AIM |
Could you print every one of the lines below word for word, leaving out the pictures?
# # #
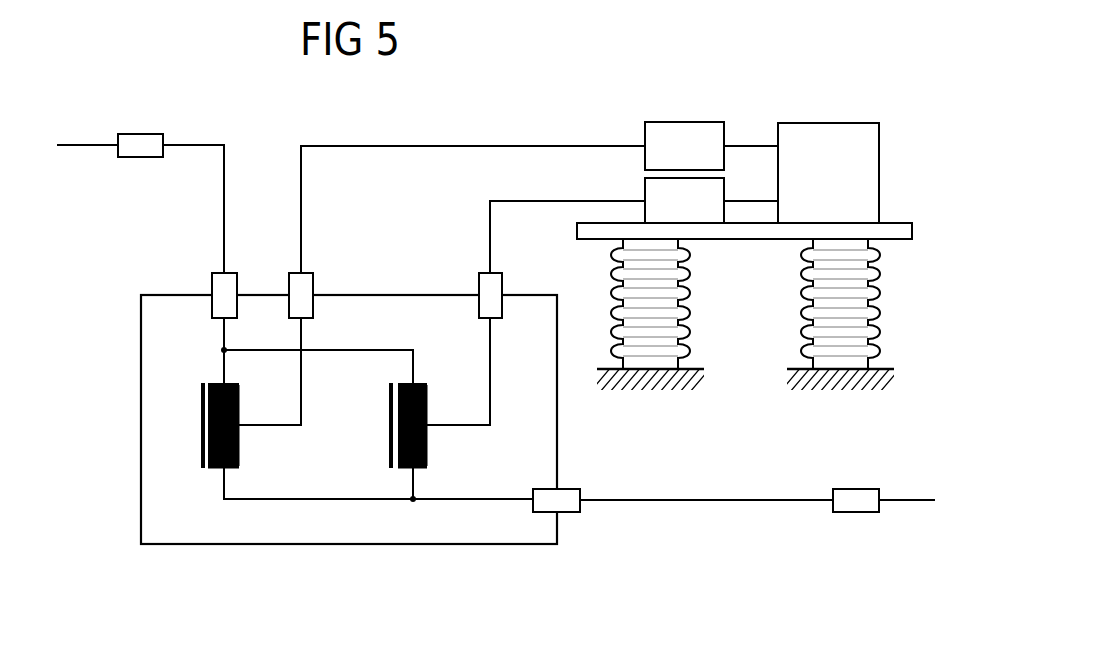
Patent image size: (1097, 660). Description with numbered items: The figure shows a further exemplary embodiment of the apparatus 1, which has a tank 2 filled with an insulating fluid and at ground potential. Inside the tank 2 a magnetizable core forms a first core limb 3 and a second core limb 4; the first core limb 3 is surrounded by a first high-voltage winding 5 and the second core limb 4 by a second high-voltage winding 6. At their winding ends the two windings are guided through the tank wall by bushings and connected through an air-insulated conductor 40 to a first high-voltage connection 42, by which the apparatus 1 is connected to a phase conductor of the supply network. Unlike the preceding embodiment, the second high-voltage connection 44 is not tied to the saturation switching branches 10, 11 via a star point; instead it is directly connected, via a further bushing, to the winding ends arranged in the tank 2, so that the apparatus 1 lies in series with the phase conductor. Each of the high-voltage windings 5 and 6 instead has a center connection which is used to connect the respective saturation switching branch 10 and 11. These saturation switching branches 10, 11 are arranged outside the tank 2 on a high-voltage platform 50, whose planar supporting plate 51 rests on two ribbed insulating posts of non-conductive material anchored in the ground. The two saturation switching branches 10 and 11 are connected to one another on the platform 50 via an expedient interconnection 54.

The apparatus 1 is at (322, 417).
The tank 2 is at (294, 544).
The first core limb 3 is at (228, 425).
The second core limb 4 is at (417, 426).
The first high-voltage winding 5 is at (240, 402).
The second high-voltage winding 6 is at (428, 404).
The saturation switching branch 10 is at (670, 158).
The saturation switching branch 11 is at (670, 214).
The air-insulated conductor 40 is at (200, 145).
The first high-voltage connection 42 is at (138, 134).
The second high-voltage connection 44 is at (853, 512).
The high-voltage platform 50 is at (776, 240).
The supporting plate 51 is at (912, 232).
The interconnection 54 is at (814, 187).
# # #
RESULT OF THIS TASK |
Patent image size: (1097, 660). Description with numbered items: The figure shows a further exemplary embodiment of the apparatus 1, which has a tank 2 filled with an insulating fluid and at ground potential. Inside the tank 2 a magnetizable core forms a first core limb 3 and a second core limb 4; the first core limb 3 is surrounded by a first high-voltage winding 5 and the second core limb 4 by a second high-voltage winding 6. At their winding ends the two windings are guided through the tank wall by bushings and connected through an air-insulated conductor 40 to a first high-voltage connection 42, by which the apparatus 1 is connected to a phase conductor of the supply network. Unlike the preceding embodiment, the second high-voltage connection 44 is not tied to the saturation switching branches 10, 11 via a star point; instead it is directly connected, via a further bushing, to the winding ends arranged in the tank 2, so that the apparatus 1 lies in series with the phase conductor. Each of the high-voltage windings 5 and 6 instead has a center connection which is used to connect the respective saturation switching branch 10 and 11. These saturation switching branches 10, 11 are arranged outside the tank 2 on a high-voltage platform 50, whose planar supporting plate 51 rests on two ribbed insulating posts of non-conductive material anchored in the ground. The two saturation switching branches 10 and 11 are connected to one another on the platform 50 via an expedient interconnection 54.

The apparatus 1 is at (322, 417).
The tank 2 is at (294, 544).
The first core limb 3 is at (228, 425).
The second core limb 4 is at (417, 426).
The first high-voltage winding 5 is at (240, 402).
The second high-voltage winding 6 is at (428, 404).
The saturation switching branch 10 is at (670, 158).
The saturation switching branch 11 is at (670, 214).
The air-insulated conductor 40 is at (200, 145).
The first high-voltage connection 42 is at (138, 134).
The second high-voltage connection 44 is at (853, 512).
The high-voltage platform 50 is at (776, 240).
The supporting plate 51 is at (912, 232).
The interconnection 54 is at (814, 187).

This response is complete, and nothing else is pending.